• _Aim of the exercise_: Retype every line below character for character, leaving out the pictures.

○ ○ ○ ○

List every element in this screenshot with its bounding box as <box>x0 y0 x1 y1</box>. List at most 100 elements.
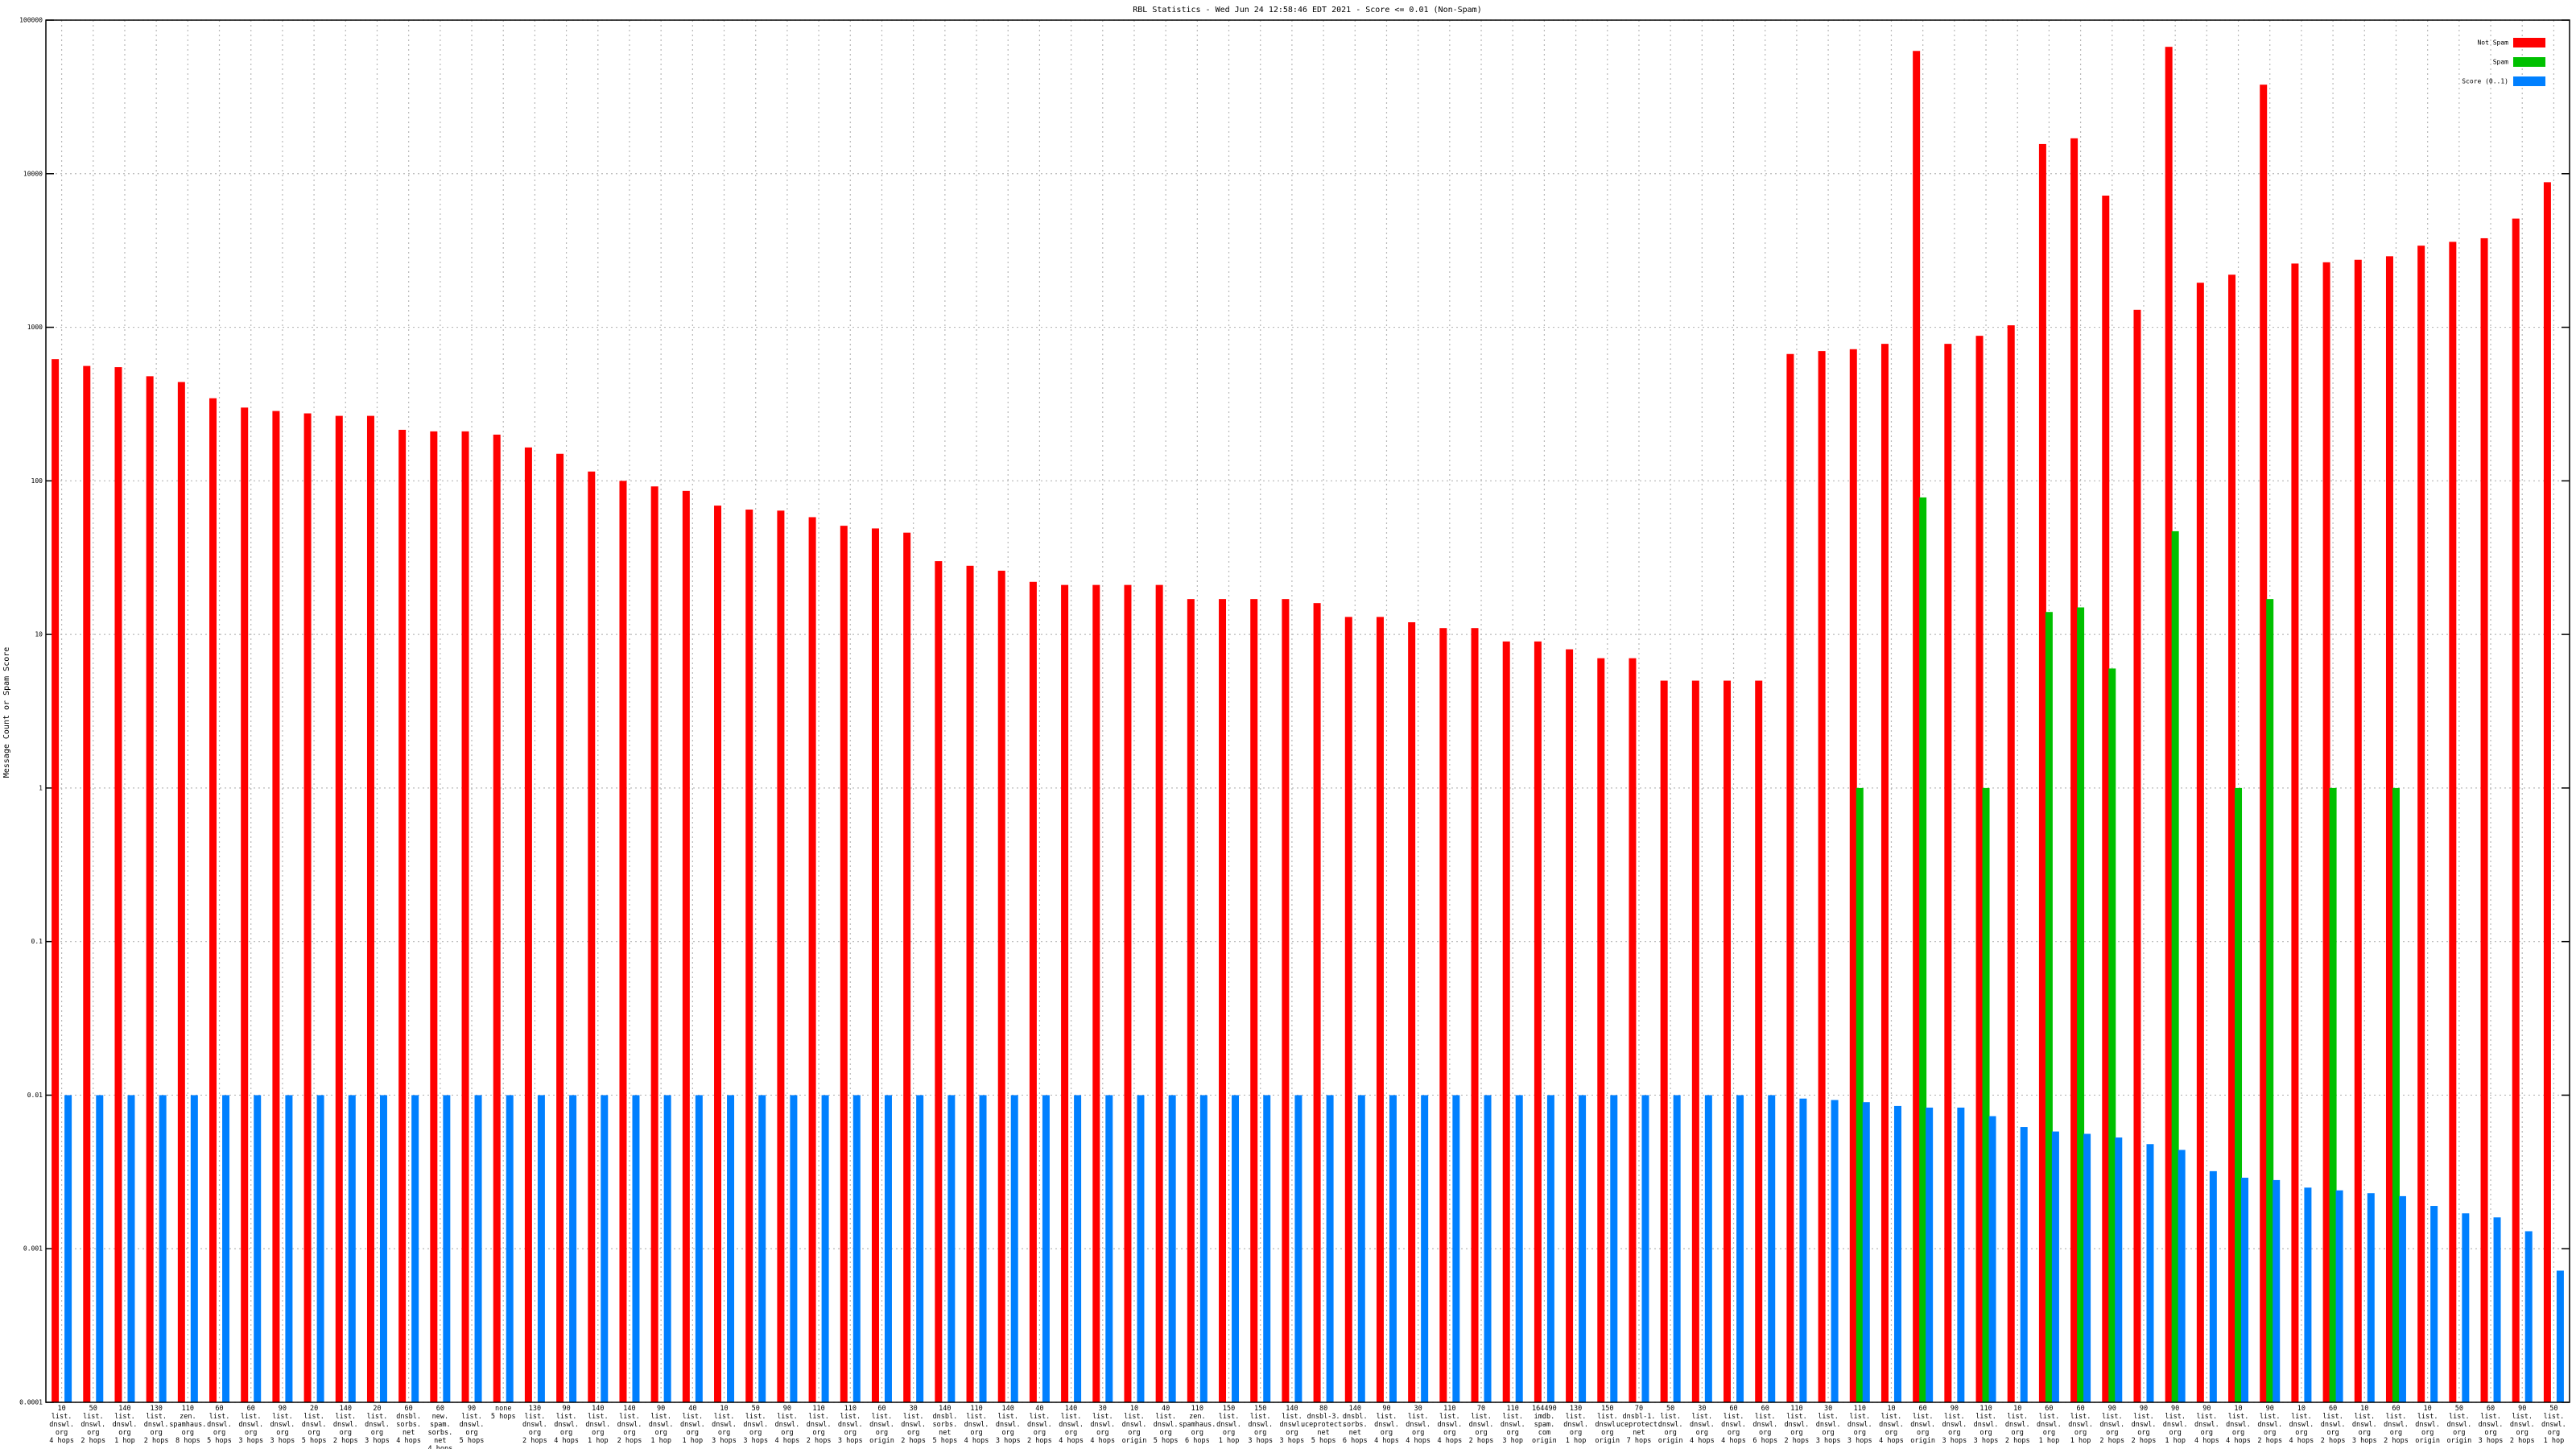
bar <box>1724 680 1732 1402</box>
x-tick-label: 10 list. dnswl. org 4 hops <box>2289 1405 2314 1445</box>
bar <box>935 561 943 1403</box>
x-tick-label-line: 110 <box>1507 1405 1519 1413</box>
x-tick-label-line: dnswl. <box>1059 1421 1084 1429</box>
x-tick-label-line: 6 hops <box>1343 1437 1368 1445</box>
bar <box>1566 649 1574 1402</box>
x-tick-label-line: 3 hops <box>2479 1437 2504 1445</box>
x-tick-label-line: 3 hops <box>743 1437 768 1445</box>
x-tick-label-line: 2 hops <box>2005 1437 2030 1445</box>
bar <box>2235 787 2243 1402</box>
x-tick-label-line: 80 <box>1319 1405 1327 1413</box>
x-tick-label-line: 4 hops <box>1879 1437 1904 1445</box>
x-tick-label-line: 2 hops <box>1469 1437 1494 1445</box>
x-tick-label-line: 4 hops <box>2194 1437 2219 1445</box>
bar <box>2196 283 2204 1402</box>
x-tick-label: 10 list. dnswl. org 2 hops <box>2005 1405 2030 1445</box>
x-tick-label-line: dnswl. <box>2226 1421 2251 1429</box>
x-tick-label-line: 2 hops <box>2510 1437 2535 1445</box>
x-tick-label-line: org <box>623 1429 635 1437</box>
x-tick-label: 40 list. dnswl. org 5 hops <box>1154 1405 1179 1445</box>
x-tick-label-line: org <box>2012 1429 2024 1437</box>
x-tick-label-line: list. <box>1061 1413 1082 1421</box>
bar <box>1199 1095 1208 1402</box>
x-tick-label-line: 90 <box>2202 1405 2211 1413</box>
bar <box>650 486 658 1402</box>
bar <box>1704 1095 1712 1402</box>
x-tick-label-line: 70 <box>1635 1405 1643 1413</box>
x-tick-label-line: 4 hops <box>1059 1437 1084 1445</box>
bar <box>1534 641 1542 1402</box>
bar <box>556 453 564 1402</box>
x-tick-label-line: dnswl. <box>207 1421 232 1429</box>
x-tick-label-line: list. <box>335 1413 356 1421</box>
x-tick-label-line: list. <box>1219 1413 1240 1421</box>
x-tick-label-line: 5 hops <box>1311 1437 1336 1445</box>
x-tick-label-line: 90 <box>2518 1405 2526 1413</box>
x-tick-label-line: dnswl. <box>2005 1421 2030 1429</box>
bar <box>2171 530 2179 1402</box>
x-tick-label: 60 list. dnswl. org 6 hops <box>1752 1405 1777 1445</box>
bar <box>916 1095 924 1402</box>
x-tick-label-line: 3 hops <box>712 1437 737 1445</box>
x-tick-label-line: 30 <box>1414 1405 1422 1413</box>
x-tick-label-line: 1 hop <box>683 1437 704 1445</box>
bar <box>1926 1107 1934 1402</box>
x-tick-label-line: org <box>1191 1429 1203 1437</box>
bar <box>2209 1170 2217 1402</box>
x-tick-label-line: 10 <box>1887 1405 1895 1413</box>
x-tick-label-line: dnsbl-3. <box>1307 1413 1340 1421</box>
legend-swatch <box>2513 76 2545 86</box>
x-tick-label-line: org <box>1065 1429 1077 1437</box>
legend-swatch <box>2513 38 2545 47</box>
bar <box>1546 1095 1554 1402</box>
x-tick-label: 140 dnsbl. sorbs. net 6 hops <box>1343 1405 1368 1445</box>
x-tick-label-line: 2 hops <box>2132 1437 2157 1445</box>
bar <box>398 429 407 1403</box>
bar <box>1389 1095 1397 1402</box>
x-tick-label-line: 110 <box>1854 1405 1866 1413</box>
bar <box>2430 1206 2438 1402</box>
bar <box>2291 263 2299 1403</box>
x-tick-label-line: 4 hops <box>1406 1437 1430 1445</box>
x-tick-label-line: dnswl. <box>775 1421 800 1429</box>
x-tick-label-line: list. <box>303 1413 324 1421</box>
x-tick-label-line: 10 <box>2234 1405 2242 1413</box>
x-tick-label-line: dnswl. <box>80 1421 105 1429</box>
x-tick-label-line: 2 hops <box>617 1437 642 1445</box>
bar <box>1893 1105 1901 1402</box>
x-tick-label-line: 1 hop <box>114 1437 135 1445</box>
x-tick-label-line: org <box>844 1429 857 1437</box>
x-tick-label-line: dnswl. <box>2321 1421 2346 1429</box>
x-tick-label: 30 list. dnswl. org 3 hops <box>1816 1405 1841 1445</box>
x-tick-label: 164490 imdb. spam. com origin <box>1532 1405 1557 1445</box>
x-tick-label-line: list. <box>525 1413 546 1421</box>
bar <box>790 1095 798 1402</box>
x-tick-label: 150 list. dnswl. org origin <box>1595 1405 1620 1445</box>
x-tick-label-line: list. <box>840 1413 861 1421</box>
x-tick-label-line: dnswl. <box>2446 1421 2471 1429</box>
bar <box>1975 336 1984 1403</box>
x-tick-label-line: 4 hops <box>49 1437 74 1445</box>
legend-swatch <box>2513 57 2545 67</box>
legend-label: Not Spam <box>2477 39 2508 47</box>
x-tick-label: 90 list. dnswl. org 3 hops <box>270 1405 295 1445</box>
x-tick-label: 130 list. dnswl. org 2 hops <box>144 1405 169 1445</box>
y-tick-label: 0.001 <box>23 1245 43 1253</box>
x-tick-label-line: dnswl. <box>680 1421 705 1429</box>
x-tick-label-line: dnswl. <box>1563 1421 1588 1429</box>
bar <box>2228 275 2236 1403</box>
bar <box>2165 47 2173 1403</box>
x-tick-label: 90 list. dnswl. org 3 hops <box>1942 1405 1967 1445</box>
bar <box>1408 622 1416 1402</box>
y-tick-label: 1 <box>39 784 43 791</box>
x-tick-label-line: 2 hops <box>1027 1437 1052 1445</box>
x-tick-label-line: dnswl. <box>2037 1421 2062 1429</box>
x-tick-label-line: dnsbl. <box>396 1413 421 1421</box>
x-tick-label: 60 list. dnswl. org origin <box>869 1405 894 1445</box>
x-tick-label: 110 list. dnswl. org 2 hops <box>807 1405 832 1445</box>
x-tick-label-line: 4 hops <box>2226 1437 2251 1445</box>
x-tick-label: 90 list. dnswl. org 2 hops <box>2132 1405 2157 1445</box>
bar <box>411 1095 419 1402</box>
x-tick-label: 60 list. dnswl. org 5 hops <box>207 1405 232 1445</box>
chart-title: RBL Statistics - Wed Jun 24 12:58:46 EDT… <box>1133 6 1481 14</box>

○ ○ ○ ○

• _Result of this exercise_:
List every element in this screenshot with its bounding box as <box>x0 y0 x1 y1</box>. List at most 100 elements.
bar <box>1724 680 1732 1402</box>
x-tick-label: 10 list. dnswl. org 4 hops <box>2289 1405 2314 1445</box>
bar <box>935 561 943 1403</box>
x-tick-label-line: 110 <box>1507 1405 1519 1413</box>
x-tick-label-line: dnswl. <box>1059 1421 1084 1429</box>
x-tick-label-line: 6 hops <box>1343 1437 1368 1445</box>
bar <box>1566 649 1574 1402</box>
x-tick-label-line: 3 hops <box>2479 1437 2504 1445</box>
x-tick-label-line: 3 hops <box>743 1437 768 1445</box>
x-tick-label-line: 2 hops <box>2005 1437 2030 1445</box>
bar <box>2235 787 2243 1402</box>
x-tick-label-line: 80 <box>1319 1405 1327 1413</box>
x-tick-label-line: 4 hops <box>1879 1437 1904 1445</box>
x-tick-label-line: 2 hops <box>1469 1437 1494 1445</box>
x-tick-label-line: 4 hops <box>2194 1437 2219 1445</box>
bar <box>2196 283 2204 1402</box>
x-tick-label: 10 list. dnswl. org 2 hops <box>2005 1405 2030 1445</box>
x-tick-label-line: dnswl. <box>2226 1421 2251 1429</box>
x-tick-label-line: 2 hops <box>2510 1437 2535 1445</box>
x-tick-label-line: org <box>623 1429 635 1437</box>
x-tick-label: 40 list. dnswl. org 5 hops <box>1154 1405 1179 1445</box>
x-tick-label-line: org <box>2012 1429 2024 1437</box>
x-tick-label-line: list. <box>1061 1413 1082 1421</box>
bar <box>1199 1095 1208 1402</box>
x-tick-label-line: 90 <box>2202 1405 2211 1413</box>
bar <box>650 486 658 1402</box>
bar <box>1704 1095 1712 1402</box>
x-tick-label-line: 70 <box>1635 1405 1643 1413</box>
x-tick-label-line: 4 hops <box>1059 1437 1084 1445</box>
bar <box>1534 641 1542 1402</box>
bar <box>556 453 564 1402</box>
x-tick-label-line: dnswl. <box>207 1421 232 1429</box>
x-tick-label-line: list. <box>335 1413 356 1421</box>
x-tick-label-line: list. <box>1219 1413 1240 1421</box>
x-tick-label-line: 5 hops <box>1311 1437 1336 1445</box>
x-tick-label-line: 90 <box>2518 1405 2526 1413</box>
x-tick-label-line: dnswl. <box>2005 1421 2030 1429</box>
bar <box>2171 530 2179 1402</box>
x-tick-label: 60 list. dnswl. org 6 hops <box>1752 1405 1777 1445</box>
bar <box>916 1095 924 1402</box>
x-tick-label-line: 3 hops <box>712 1437 737 1445</box>
x-tick-label-line: 30 <box>1414 1405 1422 1413</box>
x-tick-label-line: 1 hop <box>683 1437 704 1445</box>
bar <box>1926 1107 1934 1402</box>
x-tick-label-line: org <box>1191 1429 1203 1437</box>
bar <box>2209 1170 2217 1402</box>
x-tick-label-line: 10 <box>1887 1405 1895 1413</box>
x-tick-label-line: dnsbl-3. <box>1307 1413 1340 1421</box>
legend-swatch <box>2513 76 2545 86</box>
x-tick-label-line: org <box>1065 1429 1077 1437</box>
legend-swatch <box>2513 38 2545 47</box>
bar <box>1546 1095 1554 1402</box>
x-tick-label: 140 dnsbl. sorbs. net 6 hops <box>1343 1405 1368 1445</box>
x-tick-label-line: 2 hops <box>2132 1437 2157 1445</box>
bar <box>398 429 407 1403</box>
bar <box>1389 1095 1397 1402</box>
x-tick-label-line: 110 <box>1854 1405 1866 1413</box>
bar <box>2430 1206 2438 1402</box>
bar <box>2291 263 2299 1403</box>
x-tick-label-line: 4 hops <box>1406 1437 1430 1445</box>
x-tick-label-line: dnswl. <box>775 1421 800 1429</box>
x-tick-label-line: list. <box>303 1413 324 1421</box>
x-tick-label-line: 10 <box>2234 1405 2242 1413</box>
x-tick-label-line: dnswl. <box>80 1421 105 1429</box>
x-tick-label-line: 2 hops <box>617 1437 642 1445</box>
bar <box>1893 1105 1901 1402</box>
x-tick-label-line: 1 hop <box>114 1437 135 1445</box>
x-tick-label-line: org <box>844 1429 857 1437</box>
x-tick-label-line: dnswl. <box>2321 1421 2346 1429</box>
x-tick-label: 30 list. dnswl. org 3 hops <box>1816 1405 1841 1445</box>
x-tick-label: 164490 imdb. spam. com origin <box>1532 1405 1557 1445</box>
x-tick-label-line: list. <box>525 1413 546 1421</box>
bar <box>790 1095 798 1402</box>
x-tick-label: 150 list. dnswl. org origin <box>1595 1405 1620 1445</box>
x-tick-label-line: list. <box>840 1413 861 1421</box>
x-tick-label-line: dnswl. <box>2446 1421 2471 1429</box>
bar <box>1975 336 1984 1403</box>
x-tick-label-line: 4 hops <box>49 1437 74 1445</box>
legend-swatch <box>2513 57 2545 67</box>
legend-label: Not Spam <box>2477 39 2508 47</box>
x-tick-label: 90 list. dnswl. org 3 hops <box>270 1405 295 1445</box>
x-tick-label: 130 list. dnswl. org 2 hops <box>144 1405 169 1445</box>
y-tick-label: 0.001 <box>23 1245 43 1253</box>
x-tick-label-line: dnswl. <box>680 1421 705 1429</box>
x-tick-label-line: dnswl. <box>1563 1421 1588 1429</box>
bar <box>2228 275 2236 1403</box>
bar <box>2165 47 2173 1403</box>
x-tick-label: 90 list. dnswl. org 3 hops <box>1942 1405 1967 1445</box>
bar <box>1408 622 1416 1402</box>
y-tick-label: 1 <box>39 784 43 791</box>
x-tick-label-line: 2 hops <box>1027 1437 1052 1445</box>
x-tick-label-line: dnswl. <box>2037 1421 2062 1429</box>
x-tick-label-line: dnsbl. <box>396 1413 421 1421</box>
x-tick-label: 60 list. dnswl. org origin <box>869 1405 894 1445</box>
x-tick-label: 110 list. dnswl. org 2 hops <box>807 1405 832 1445</box>
x-tick-label-line: 4 hops <box>2226 1437 2251 1445</box>
x-tick-label: 90 list. dnswl. org 2 hops <box>2132 1405 2157 1445</box>
bar <box>411 1095 419 1402</box>
x-tick-label: 60 list. dnswl. org 5 hops <box>207 1405 232 1445</box>
chart-title: RBL Statistics - Wed Jun 24 12:58:46 EDT… <box>1133 6 1481 14</box>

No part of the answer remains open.